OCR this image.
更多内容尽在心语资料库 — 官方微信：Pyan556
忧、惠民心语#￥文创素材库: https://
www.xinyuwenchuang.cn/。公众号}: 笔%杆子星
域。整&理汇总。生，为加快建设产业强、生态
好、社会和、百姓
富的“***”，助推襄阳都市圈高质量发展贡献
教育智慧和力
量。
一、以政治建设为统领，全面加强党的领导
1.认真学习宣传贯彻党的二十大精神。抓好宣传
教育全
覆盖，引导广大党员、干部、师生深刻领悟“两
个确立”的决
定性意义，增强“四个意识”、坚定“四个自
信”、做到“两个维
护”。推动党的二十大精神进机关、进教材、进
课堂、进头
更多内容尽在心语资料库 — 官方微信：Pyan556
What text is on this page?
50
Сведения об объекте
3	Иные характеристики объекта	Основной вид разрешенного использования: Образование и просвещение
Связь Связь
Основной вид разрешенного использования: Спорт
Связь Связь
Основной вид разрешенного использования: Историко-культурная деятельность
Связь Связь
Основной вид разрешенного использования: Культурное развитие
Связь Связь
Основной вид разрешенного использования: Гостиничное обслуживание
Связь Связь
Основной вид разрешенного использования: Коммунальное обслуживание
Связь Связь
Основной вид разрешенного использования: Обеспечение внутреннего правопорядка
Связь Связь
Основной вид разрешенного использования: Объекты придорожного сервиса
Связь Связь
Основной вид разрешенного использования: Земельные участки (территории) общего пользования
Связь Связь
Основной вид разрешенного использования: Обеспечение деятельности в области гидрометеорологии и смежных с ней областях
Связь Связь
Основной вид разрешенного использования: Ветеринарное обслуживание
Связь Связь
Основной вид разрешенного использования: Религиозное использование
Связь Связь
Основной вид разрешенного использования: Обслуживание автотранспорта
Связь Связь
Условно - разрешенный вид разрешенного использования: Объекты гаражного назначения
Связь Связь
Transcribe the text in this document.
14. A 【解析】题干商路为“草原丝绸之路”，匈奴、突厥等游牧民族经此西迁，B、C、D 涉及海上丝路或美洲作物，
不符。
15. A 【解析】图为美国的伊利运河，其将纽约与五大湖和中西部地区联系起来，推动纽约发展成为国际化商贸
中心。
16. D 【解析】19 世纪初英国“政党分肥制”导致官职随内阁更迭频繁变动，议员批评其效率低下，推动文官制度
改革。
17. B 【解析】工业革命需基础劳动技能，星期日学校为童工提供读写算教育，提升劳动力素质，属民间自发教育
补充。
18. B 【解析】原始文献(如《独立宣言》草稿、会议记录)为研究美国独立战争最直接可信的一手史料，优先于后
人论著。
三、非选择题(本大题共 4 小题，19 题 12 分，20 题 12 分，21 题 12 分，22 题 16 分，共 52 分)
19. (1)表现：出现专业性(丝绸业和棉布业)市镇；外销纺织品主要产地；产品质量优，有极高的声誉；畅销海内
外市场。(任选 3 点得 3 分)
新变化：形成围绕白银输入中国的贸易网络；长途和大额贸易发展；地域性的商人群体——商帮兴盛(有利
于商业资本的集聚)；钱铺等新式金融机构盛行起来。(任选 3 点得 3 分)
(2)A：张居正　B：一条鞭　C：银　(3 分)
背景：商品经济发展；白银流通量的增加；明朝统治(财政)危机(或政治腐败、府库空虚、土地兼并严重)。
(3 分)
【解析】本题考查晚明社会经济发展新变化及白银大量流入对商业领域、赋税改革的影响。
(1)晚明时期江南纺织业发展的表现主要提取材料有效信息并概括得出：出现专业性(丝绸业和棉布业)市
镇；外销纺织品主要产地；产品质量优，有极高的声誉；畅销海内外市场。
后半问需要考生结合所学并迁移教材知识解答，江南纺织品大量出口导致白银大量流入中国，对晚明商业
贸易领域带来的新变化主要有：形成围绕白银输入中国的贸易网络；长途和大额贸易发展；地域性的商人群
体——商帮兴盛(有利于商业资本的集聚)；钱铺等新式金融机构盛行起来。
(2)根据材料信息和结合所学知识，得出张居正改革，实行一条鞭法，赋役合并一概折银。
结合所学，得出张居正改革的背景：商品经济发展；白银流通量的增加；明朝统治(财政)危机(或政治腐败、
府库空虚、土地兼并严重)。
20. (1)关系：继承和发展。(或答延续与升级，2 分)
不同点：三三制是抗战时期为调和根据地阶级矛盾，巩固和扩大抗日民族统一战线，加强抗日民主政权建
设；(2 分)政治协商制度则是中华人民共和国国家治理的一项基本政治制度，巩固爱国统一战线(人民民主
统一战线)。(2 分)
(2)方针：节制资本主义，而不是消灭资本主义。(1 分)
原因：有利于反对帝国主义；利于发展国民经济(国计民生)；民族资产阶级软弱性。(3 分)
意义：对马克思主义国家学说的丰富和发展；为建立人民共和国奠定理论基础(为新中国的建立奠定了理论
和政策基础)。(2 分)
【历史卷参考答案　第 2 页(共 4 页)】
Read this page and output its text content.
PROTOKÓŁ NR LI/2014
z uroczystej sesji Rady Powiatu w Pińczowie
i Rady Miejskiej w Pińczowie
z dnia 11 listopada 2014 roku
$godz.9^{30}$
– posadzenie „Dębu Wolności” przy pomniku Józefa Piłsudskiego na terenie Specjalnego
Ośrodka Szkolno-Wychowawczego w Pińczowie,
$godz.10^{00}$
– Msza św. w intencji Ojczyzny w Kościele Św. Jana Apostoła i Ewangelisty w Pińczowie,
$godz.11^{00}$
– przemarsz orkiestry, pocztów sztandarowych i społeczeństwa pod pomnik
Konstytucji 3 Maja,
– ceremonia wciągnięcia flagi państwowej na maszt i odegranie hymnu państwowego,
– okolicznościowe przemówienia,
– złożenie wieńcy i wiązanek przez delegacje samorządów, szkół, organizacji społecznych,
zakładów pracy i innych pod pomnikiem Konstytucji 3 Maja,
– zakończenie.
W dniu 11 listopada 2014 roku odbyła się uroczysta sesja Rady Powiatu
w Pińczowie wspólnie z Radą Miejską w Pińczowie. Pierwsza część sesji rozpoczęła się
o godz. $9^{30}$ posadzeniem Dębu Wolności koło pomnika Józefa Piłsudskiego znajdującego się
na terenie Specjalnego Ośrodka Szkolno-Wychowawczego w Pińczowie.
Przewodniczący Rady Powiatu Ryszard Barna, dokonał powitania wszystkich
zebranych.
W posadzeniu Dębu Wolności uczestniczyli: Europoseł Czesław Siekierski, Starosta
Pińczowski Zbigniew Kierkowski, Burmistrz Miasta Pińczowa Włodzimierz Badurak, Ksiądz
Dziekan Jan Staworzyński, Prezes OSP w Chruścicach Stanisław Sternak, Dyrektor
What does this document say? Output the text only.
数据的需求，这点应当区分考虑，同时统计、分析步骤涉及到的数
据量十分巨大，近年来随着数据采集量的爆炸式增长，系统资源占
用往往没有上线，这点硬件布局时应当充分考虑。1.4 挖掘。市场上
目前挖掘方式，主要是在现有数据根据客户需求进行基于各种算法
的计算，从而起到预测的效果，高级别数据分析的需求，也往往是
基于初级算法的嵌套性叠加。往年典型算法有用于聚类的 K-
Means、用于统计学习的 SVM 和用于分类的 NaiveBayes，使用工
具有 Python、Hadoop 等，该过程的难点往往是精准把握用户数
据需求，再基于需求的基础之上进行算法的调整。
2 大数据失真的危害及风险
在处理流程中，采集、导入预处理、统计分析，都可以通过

━━━━

_What you have to do:_
Copy every line verbatim.

_Result of the exercise:_
OCR this image.
更多内容尽在心语资料库 — 官方微信：Pyan556
忧、惠民心语#￥文创素材库: https://
www.xinyuwenchuang.cn/。公众号}: 笔%杆子星
域。整&理汇总。生，为加快建设产业强、生态
好、社会和、百姓
富的“***”，助推襄阳都市圈高质量发展贡献
教育智慧和力
量。
一、以政治建设为统领，全面加强党的领导
1.认真学习宣传贯彻党的二十大精神。抓好宣传
教育全
覆盖，引导广大党员、干部、师生深刻领悟“两
个确立”的决
定性意义，增强“四个意识”、坚定“四个自
信”、做到“两个维
护”。推动党的二十大精神进机关、进教材、进
课堂、进头
更多内容尽在心语资料库 — 官方微信：Pyan556
What text is on this page?
50
Сведения об объекте
3	Иные характеристики объекта	Основной вид разрешенного использования: Образование и просвещение
Связь Связь
Основной вид разрешенного использования: Спорт
Связь Связь
Основной вид разрешенного использования: Историко-культурная деятельность
Связь Связь
Основной вид разрешенного использования: Культурное развитие
Связь Связь
Основной вид разрешенного использования: Гостиничное обслуживание
Связь Связь
Основной вид разрешенного использования: Коммунальное обслуживание
Связь Связь
Основной вид разрешенного использования: Обеспечение внутреннего правопорядка
Связь Связь
Основной вид разрешенного использования: Объекты придорожного сервиса
Связь Связь
Основной вид разрешенного использования: Земельные участки (территории) общего пользования
Связь Связь
Основной вид разрешенного использования: Обеспечение деятельности в области гидрометеорологии и смежных с ней областях
Связь Связь
Основной вид разрешенного использования: Ветеринарное обслуживание
Связь Связь
Основной вид разрешенного использования: Религиозное использование
Связь Связь
Основной вид разрешенного использования: Обслуживание автотранспорта
Связь Связь
Условно - разрешенный вид разрешенного использования: Объекты гаражного назначения
Связь Связь
Transcribe the text in this document.
14. A 【解析】题干商路为“草原丝绸之路”，匈奴、突厥等游牧民族经此西迁，B、C、D 涉及海上丝路或美洲作物，
不符。
15. A 【解析】图为美国的伊利运河，其将纽约与五大湖和中西部地区联系起来，推动纽约发展成为国际化商贸
中心。
16. D 【解析】19 世纪初英国“政党分肥制”导致官职随内阁更迭频繁变动，议员批评其效率低下，推动文官制度
改革。
17. B 【解析】工业革命需基础劳动技能，星期日学校为童工提供读写算教育，提升劳动力素质，属民间自发教育
补充。
18. B 【解析】原始文献(如《独立宣言》草稿、会议记录)为研究美国独立战争最直接可信的一手史料，优先于后
人论著。
三、非选择题(本大题共 4 小题，19 题 12 分，20 题 12 分，21 题 12 分，22 题 16 分，共 52 分)
19. (1)表现：出现专业性(丝绸业和棉布业)市镇；外销纺织品主要产地；产品质量优，有极高的声誉；畅销海内
外市场。(任选 3 点得 3 分)
新变化：形成围绕白银输入中国的贸易网络；长途和大额贸易发展；地域性的商人群体——商帮兴盛(有利
于商业资本的集聚)；钱铺等新式金融机构盛行起来。(任选 3 点得 3 分)
(2)A：张居正　B：一条鞭　C：银　(3 分)
背景：商品经济发展；白银流通量的增加；明朝统治(财政)危机(或政治腐败、府库空虚、土地兼并严重)。
(3 分)
【解析】本题考查晚明社会经济发展新变化及白银大量流入对商业领域、赋税改革的影响。
(1)晚明时期江南纺织业发展的表现主要提取材料有效信息并概括得出：出现专业性(丝绸业和棉布业)市
镇；外销纺织品主要产地；产品质量优，有极高的声誉；畅销海内外市场。
后半问需要考生结合所学并迁移教材知识解答，江南纺织品大量出口导致白银大量流入中国，对晚明商业
贸易领域带来的新变化主要有：形成围绕白银输入中国的贸易网络；长途和大额贸易发展；地域性的商人群
体——商帮兴盛(有利于商业资本的集聚)；钱铺等新式金融机构盛行起来。
(2)根据材料信息和结合所学知识，得出张居正改革，实行一条鞭法，赋役合并一概折银。
结合所学，得出张居正改革的背景：商品经济发展；白银流通量的增加；明朝统治(财政)危机(或政治腐败、
府库空虚、土地兼并严重)。
20. (1)关系：继承和发展。(或答延续与升级，2 分)
不同点：三三制是抗战时期为调和根据地阶级矛盾，巩固和扩大抗日民族统一战线，加强抗日民主政权建
设；(2 分)政治协商制度则是中华人民共和国国家治理的一项基本政治制度，巩固爱国统一战线(人民民主
统一战线)。(2 分)
(2)方针：节制资本主义，而不是消灭资本主义。(1 分)
原因：有利于反对帝国主义；利于发展国民经济(国计民生)；民族资产阶级软弱性。(3 分)
意义：对马克思主义国家学说的丰富和发展；为建立人民共和国奠定理论基础(为新中国的建立奠定了理论
和政策基础)。(2 分)
【历史卷参考答案　第 2 页(共 4 页)】
Read this page and output its text content.
PROTOKÓŁ NR LI/2014
z uroczystej sesji Rady Powiatu w Pińczowie
i Rady Miejskiej w Pińczowie
z dnia 11 listopada 2014 roku
$godz.9^{30}$
– posadzenie „Dębu Wolności” przy pomniku Józefa Piłsudskiego na terenie Specjalnego
Ośrodka Szkolno-Wychowawczego w Pińczowie,
$godz.10^{00}$
– Msza św. w intencji Ojczyzny w Kościele Św. Jana Apostoła i Ewangelisty w Pińczowie,
$godz.11^{00}$
– przemarsz orkiestry, pocztów sztandarowych i społeczeństwa pod pomnik
Konstytucji 3 Maja,
– ceremonia wciągnięcia flagi państwowej na maszt i odegranie hymnu państwowego,
– okolicznościowe przemówienia,
– złożenie wieńcy i wiązanek przez delegacje samorządów, szkół, organizacji społecznych,
zakładów pracy i innych pod pomnikiem Konstytucji 3 Maja,
– zakończenie.
W dniu 11 listopada 2014 roku odbyła się uroczysta sesja Rady Powiatu
w Pińczowie wspólnie z Radą Miejską w Pińczowie. Pierwsza część sesji rozpoczęła się
o godz. $9^{30}$ posadzeniem Dębu Wolności koło pomnika Józefa Piłsudskiego znajdującego się
na terenie Specjalnego Ośrodka Szkolno-Wychowawczego w Pińczowie.
Przewodniczący Rady Powiatu Ryszard Barna, dokonał powitania wszystkich
zebranych.
W posadzeniu Dębu Wolności uczestniczyli: Europoseł Czesław Siekierski, Starosta
Pińczowski Zbigniew Kierkowski, Burmistrz Miasta Pińczowa Włodzimierz Badurak, Ksiądz
Dziekan Jan Staworzyński, Prezes OSP w Chruścicach Stanisław Sternak, Dyrektor
What does this document say? Output the text only.
数据的需求，这点应当区分考虑，同时统计、分析步骤涉及到的数
据量十分巨大，近年来随着数据采集量的爆炸式增长，系统资源占
用往往没有上线，这点硬件布局时应当充分考虑。1.4 挖掘。市场上
目前挖掘方式，主要是在现有数据根据客户需求进行基于各种算法
的计算，从而起到预测的效果，高级别数据分析的需求，也往往是
基于初级算法的嵌套性叠加。往年典型算法有用于聚类的 K-
Means、用于统计学习的 SVM 和用于分类的 NaiveBayes，使用工
具有 Python、Hadoop 等，该过程的难点往往是精准把握用户数
据需求，再基于需求的基础之上进行算法的调整。
2 大数据失真的危害及风险
在处理流程中，采集、导入预处理、统计分析，都可以通过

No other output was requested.